AIM OF THE EXERCISE ▸ Repeat the records below exactly.

______________________________

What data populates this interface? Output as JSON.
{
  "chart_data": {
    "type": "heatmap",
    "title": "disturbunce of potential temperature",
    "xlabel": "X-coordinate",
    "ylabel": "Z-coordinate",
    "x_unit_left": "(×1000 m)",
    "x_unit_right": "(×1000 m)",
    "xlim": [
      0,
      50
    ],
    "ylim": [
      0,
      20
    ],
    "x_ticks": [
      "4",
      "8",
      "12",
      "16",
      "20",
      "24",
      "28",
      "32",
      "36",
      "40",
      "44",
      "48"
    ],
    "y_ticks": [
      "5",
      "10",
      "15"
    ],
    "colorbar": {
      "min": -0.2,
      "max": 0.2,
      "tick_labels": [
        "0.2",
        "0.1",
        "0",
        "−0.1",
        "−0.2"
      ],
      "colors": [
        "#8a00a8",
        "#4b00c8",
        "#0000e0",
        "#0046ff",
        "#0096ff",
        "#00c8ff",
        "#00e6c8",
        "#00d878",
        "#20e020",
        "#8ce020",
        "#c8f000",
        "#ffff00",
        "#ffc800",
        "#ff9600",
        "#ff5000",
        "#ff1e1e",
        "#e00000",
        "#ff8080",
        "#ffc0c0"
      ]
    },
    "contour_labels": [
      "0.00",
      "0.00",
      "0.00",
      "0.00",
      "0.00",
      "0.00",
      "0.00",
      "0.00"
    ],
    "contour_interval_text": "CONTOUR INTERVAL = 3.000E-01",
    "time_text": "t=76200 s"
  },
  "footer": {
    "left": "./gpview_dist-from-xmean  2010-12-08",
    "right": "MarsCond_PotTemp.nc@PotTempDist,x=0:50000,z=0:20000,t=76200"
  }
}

______________________________

THE RESULT ▸
What data populates this interface? Output as JSON.
{
  "chart_data": {
    "type": "heatmap",
    "title": "disturbunce of potential temperature",
    "xlabel": "X-coordinate",
    "ylabel": "Z-coordinate",
    "x_unit_left": "(×1000 m)",
    "x_unit_right": "(×1000 m)",
    "xlim": [
      0,
      50
    ],
    "ylim": [
      0,
      20
    ],
    "x_ticks": [
      "4",
      "8",
      "12",
      "16",
      "20",
      "24",
      "28",
      "32",
      "36",
      "40",
      "44",
      "48"
    ],
    "y_ticks": [
      "5",
      "10",
      "15"
    ],
    "colorbar": {
      "min": -0.2,
      "max": 0.2,
      "tick_labels": [
        "0.2",
        "0.1",
        "0",
        "−0.1",
        "−0.2"
      ],
      "colors": [
        "#8a00a8",
        "#4b00c8",
        "#0000e0",
        "#0046ff",
        "#0096ff",
        "#00c8ff",
        "#00e6c8",
        "#00d878",
        "#20e020",
        "#8ce020",
        "#c8f000",
        "#ffff00",
        "#ffc800",
        "#ff9600",
        "#ff5000",
        "#ff1e1e",
        "#e00000",
        "#ff8080",
        "#ffc0c0"
      ]
    },
    "contour_labels": [
      "0.00",
      "0.00",
      "0.00",
      "0.00",
      "0.00",
      "0.00",
      "0.00",
      "0.00"
    ],
    "contour_interval_text": "CONTOUR INTERVAL = 3.000E-01",
    "time_text": "t=76200 s"
  },
  "footer": {
    "left": "./gpview_dist-from-xmean  2010-12-08",
    "right": "MarsCond_PotTemp.nc@PotTempDist,x=0:50000,z=0:20000,t=76200"
  }
}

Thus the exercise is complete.